• _READING PASSAGE_:

#####

Sunday

Jonathan takes political dig at opposition governors in Nigeria's Northeast.....

President Goodluck Jonathan
CC Sunday Review

President Goodluck Jonathan blamed governors in Nigeria's northeastern states for the country's Islamic uprising, saying their failure to provide social services created the climate for the insurgency that has killed more than 1,000 people so far this year.
Jonathan lashed out at the governors, all from the opposition, at a rally in northern Bauchi state on Saturday.
"The current security challenges are the handiwork of governors in the opposition parties who have not performed .... (who) created the situation for insurrection," he said. They "have not done anything in terms of providing social services to the people."
He called the uprising "madness" and "the handiwork of miscreants who recruit illiterates into insurgency."
In a separate development, 21 people were killed and two seriously injured when shooting erupted Sunday morning at the headquarters of the feared State Security Services, on a road leading to the presidential villa compound where Jonathan lives and has his offices.
The gunfire came from an attempted jailbreak by a suspected member of the Boko Haram network of extremists that is terrorizing northeastern Nigeria, according to security agents who spoke on condition of anonymity because they were not authorized to speak to the press. A detainee used a smuggled pistol to shoot a guard, said the agents at the scene. It was not clear if the guard survived.

#####

• _SUPPLIED INFORMATION_:
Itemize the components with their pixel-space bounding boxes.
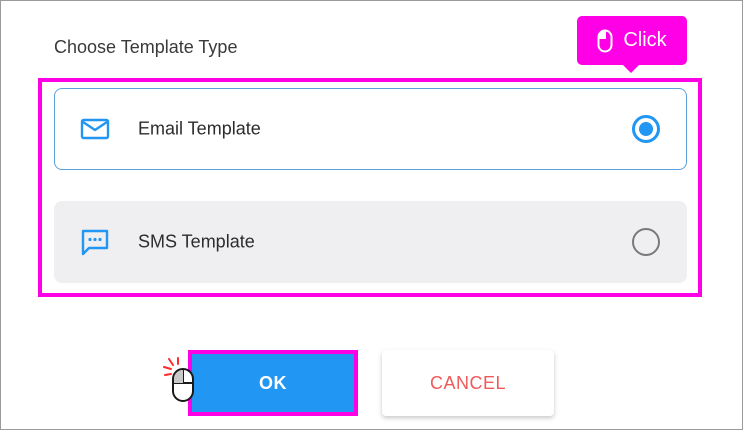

#####

• _TASK INSTRUCTIONS_:
A) In the news report on Jonathan and the northeastern governors, what are all the figures given for people killed or injured?
B) Can you extend the news report on Jonathan and the northeastern governors, starting after its final sentence?
You can set the material aside; it isn't needed here.

• _ANSWERS BY TASK_:
A)
- More than 1,000 people killed by the insurgency so far this year
- 21 people killed in the shooting at the State Security Services headquarters
- Two people seriously injured in that shooting

B)
State Security spokeswoman Marilyn Ogar gave a different story, saying the only gunfire came from guards who fired warning shots and soldiers who deployed after a detainee tried to overpower a guard. The detainee tried to use his handcuffs to beat the guard over the head and grab his pistol, she said in a statement.
But residents described exchanges of gunfire that continued for more than two hours.
In northeastern Nigeria, governors have accused Jonathan's administration and the military of purposely not doing enough to curb the rebellion.
Gov. Kashim Shettima last month said Boko Haram is better armed and better motivated than the military. He spoke after survivors reported that outgunned soldiers had abandoned checkpoints and left villagers and school students at the mercy of the extremists.
Governors also have suggested the violence is intended to weaken the northern vote ahead of February 2015 elections in which Jonathan's party faces its stiffest opposition since winning power in 1999 elections that ended decades of military dictatorship. Most northerners are Muslims and Jonathan is a Christian from the south.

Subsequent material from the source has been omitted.